■ **WHAT NEEDS TO BE DONE**:
Could you write out every record below exactly, leaving out any pictures?

** begin TASK INPUT **

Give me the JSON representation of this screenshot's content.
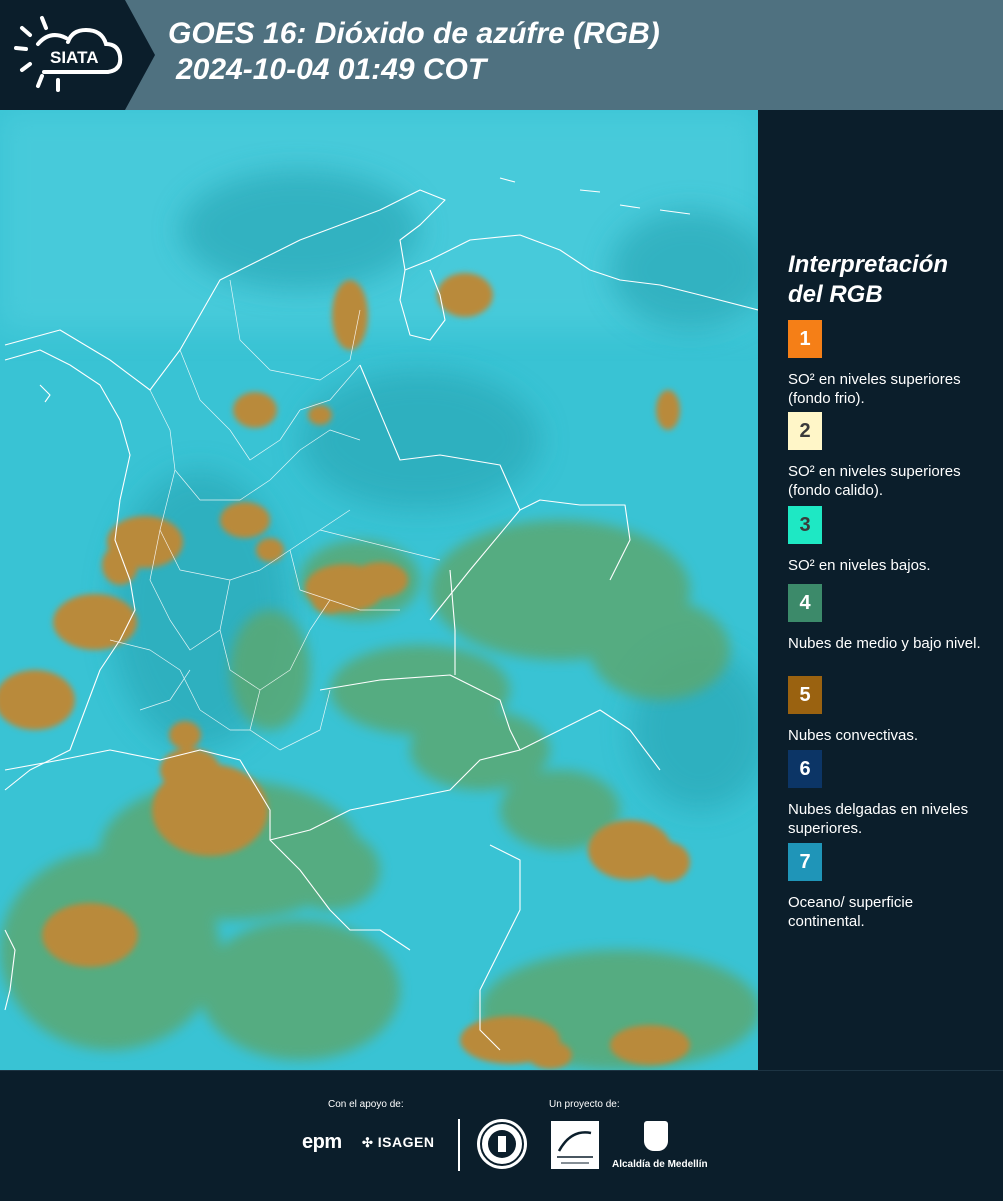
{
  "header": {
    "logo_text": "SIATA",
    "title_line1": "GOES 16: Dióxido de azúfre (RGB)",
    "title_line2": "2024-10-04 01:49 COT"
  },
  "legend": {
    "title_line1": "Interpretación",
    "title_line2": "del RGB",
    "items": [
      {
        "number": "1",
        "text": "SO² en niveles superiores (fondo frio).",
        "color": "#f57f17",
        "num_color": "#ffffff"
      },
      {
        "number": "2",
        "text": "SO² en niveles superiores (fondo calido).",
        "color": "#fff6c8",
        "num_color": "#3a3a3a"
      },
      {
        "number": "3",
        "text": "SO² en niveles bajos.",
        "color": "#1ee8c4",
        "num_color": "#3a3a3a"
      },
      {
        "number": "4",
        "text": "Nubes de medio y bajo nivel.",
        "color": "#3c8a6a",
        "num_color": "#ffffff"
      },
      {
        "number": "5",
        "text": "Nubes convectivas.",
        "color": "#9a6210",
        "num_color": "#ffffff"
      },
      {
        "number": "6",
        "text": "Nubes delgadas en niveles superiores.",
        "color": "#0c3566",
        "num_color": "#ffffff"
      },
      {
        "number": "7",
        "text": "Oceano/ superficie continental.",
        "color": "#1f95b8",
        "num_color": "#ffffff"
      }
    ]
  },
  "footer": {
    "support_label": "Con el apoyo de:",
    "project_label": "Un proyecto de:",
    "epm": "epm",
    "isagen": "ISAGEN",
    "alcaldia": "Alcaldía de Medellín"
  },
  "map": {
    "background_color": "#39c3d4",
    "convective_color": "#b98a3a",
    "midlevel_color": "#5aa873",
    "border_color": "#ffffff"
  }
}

** end TASK INPUT **

■ **TASK OUTPUT**:
Give me the JSON representation of this screenshot's content.
{
  "header": {
    "logo_text": "SIATA",
    "title_line1": "GOES 16: Dióxido de azúfre (RGB)",
    "title_line2": "2024-10-04 01:49 COT"
  },
  "legend": {
    "title_line1": "Interpretación",
    "title_line2": "del RGB",
    "items": [
      {
        "number": "1",
        "text": "SO² en niveles superiores (fondo frio).",
        "color": "#f57f17",
        "num_color": "#ffffff"
      },
      {
        "number": "2",
        "text": "SO² en niveles superiores (fondo calido).",
        "color": "#fff6c8",
        "num_color": "#3a3a3a"
      },
      {
        "number": "3",
        "text": "SO² en niveles bajos.",
        "color": "#1ee8c4",
        "num_color": "#3a3a3a"
      },
      {
        "number": "4",
        "text": "Nubes de medio y bajo nivel.",
        "color": "#3c8a6a",
        "num_color": "#ffffff"
      },
      {
        "number": "5",
        "text": "Nubes convectivas.",
        "color": "#9a6210",
        "num_color": "#ffffff"
      },
      {
        "number": "6",
        "text": "Nubes delgadas en niveles superiores.",
        "color": "#0c3566",
        "num_color": "#ffffff"
      },
      {
        "number": "7",
        "text": "Oceano/ superficie continental.",
        "color": "#1f95b8",
        "num_color": "#ffffff"
      }
    ]
  },
  "footer": {
    "support_label": "Con el apoyo de:",
    "project_label": "Un proyecto de:",
    "epm": "epm",
    "isagen": "ISAGEN",
    "alcaldia": "Alcaldía de Medellín"
  },
  "map": {
    "background_color": "#39c3d4",
    "convective_color": "#b98a3a",
    "midlevel_color": "#5aa873",
    "border_color": "#ffffff"
  }
}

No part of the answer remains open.